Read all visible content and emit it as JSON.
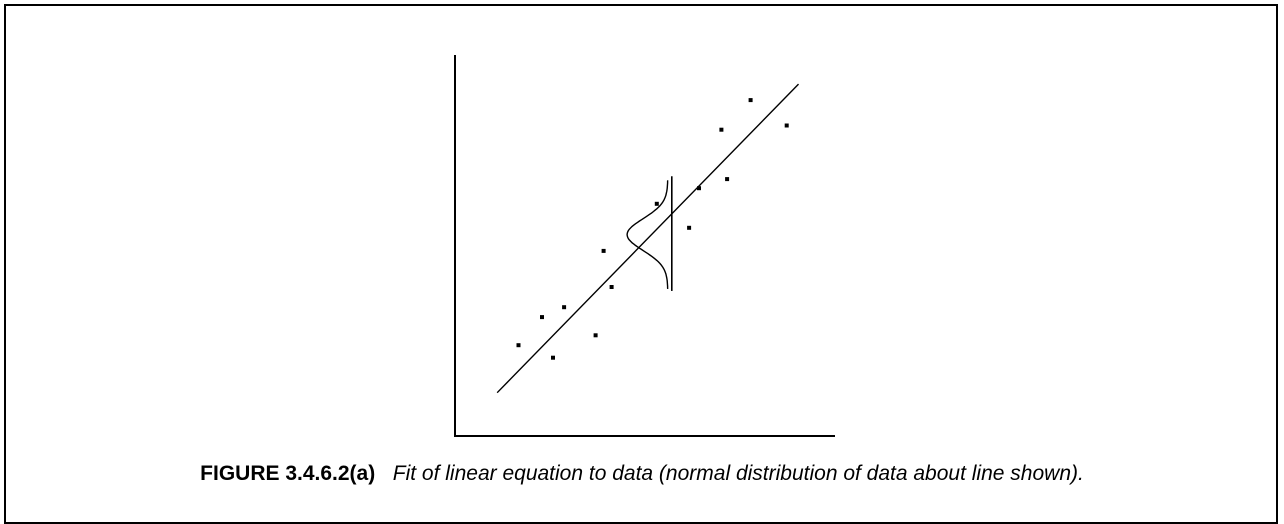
{
  "caption": {
    "label": "FIGURE 3.4.6.2(a)",
    "text": "Fit of linear equation to data (normal distribution of data about line shown)."
  },
  "chart_data": {
    "type": "scatter",
    "title": "",
    "xlabel": "",
    "ylabel": "",
    "grid": false,
    "legend": "none",
    "xlim": [
      0,
      10
    ],
    "ylim": [
      0,
      10
    ],
    "x_ticks_labeled": false,
    "y_ticks_labeled": false,
    "colors": {
      "marks": "#000000"
    },
    "points": [
      {
        "x": 1.67,
        "y": 2.39
      },
      {
        "x": 2.29,
        "y": 3.13
      },
      {
        "x": 2.58,
        "y": 2.06
      },
      {
        "x": 2.87,
        "y": 3.39
      },
      {
        "x": 3.7,
        "y": 2.65
      },
      {
        "x": 3.91,
        "y": 4.87
      },
      {
        "x": 4.12,
        "y": 3.92
      },
      {
        "x": 5.31,
        "y": 6.11
      },
      {
        "x": 6.16,
        "y": 5.48
      },
      {
        "x": 6.42,
        "y": 6.52
      },
      {
        "x": 7.01,
        "y": 8.06
      },
      {
        "x": 7.16,
        "y": 6.76
      },
      {
        "x": 7.78,
        "y": 8.84
      },
      {
        "x": 8.73,
        "y": 8.17
      }
    ],
    "fit_line": {
      "x": [
        1.11,
        9.04
      ],
      "y": [
        1.14,
        9.26
      ]
    },
    "normal_curve": {
      "x_center": 5.6,
      "y_center": 5.3,
      "sigma": 0.42,
      "peak_width": 1.07,
      "y_half_span": 1.43
    }
  }
}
= = =
> What you need to do:
Retype all entries exactly as they appear, dropping the images.

> Solution to this problem:
Read all visible content and emit it as JSON.
{
  "caption": {
    "label": "FIGURE 3.4.6.2(a)",
    "text": "Fit of linear equation to data (normal distribution of data about line shown)."
  },
  "chart_data": {
    "type": "scatter",
    "title": "",
    "xlabel": "",
    "ylabel": "",
    "grid": false,
    "legend": "none",
    "xlim": [
      0,
      10
    ],
    "ylim": [
      0,
      10
    ],
    "x_ticks_labeled": false,
    "y_ticks_labeled": false,
    "colors": {
      "marks": "#000000"
    },
    "points": [
      {
        "x": 1.67,
        "y": 2.39
      },
      {
        "x": 2.29,
        "y": 3.13
      },
      {
        "x": 2.58,
        "y": 2.06
      },
      {
        "x": 2.87,
        "y": 3.39
      },
      {
        "x": 3.7,
        "y": 2.65
      },
      {
        "x": 3.91,
        "y": 4.87
      },
      {
        "x": 4.12,
        "y": 3.92
      },
      {
        "x": 5.31,
        "y": 6.11
      },
      {
        "x": 6.16,
        "y": 5.48
      },
      {
        "x": 6.42,
        "y": 6.52
      },
      {
        "x": 7.01,
        "y": 8.06
      },
      {
        "x": 7.16,
        "y": 6.76
      },
      {
        "x": 7.78,
        "y": 8.84
      },
      {
        "x": 8.73,
        "y": 8.17
      }
    ],
    "fit_line": {
      "x": [
        1.11,
        9.04
      ],
      "y": [
        1.14,
        9.26
      ]
    },
    "normal_curve": {
      "x_center": 5.6,
      "y_center": 5.3,
      "sigma": 0.42,
      "peak_width": 1.07,
      "y_half_span": 1.43
    }
  }
}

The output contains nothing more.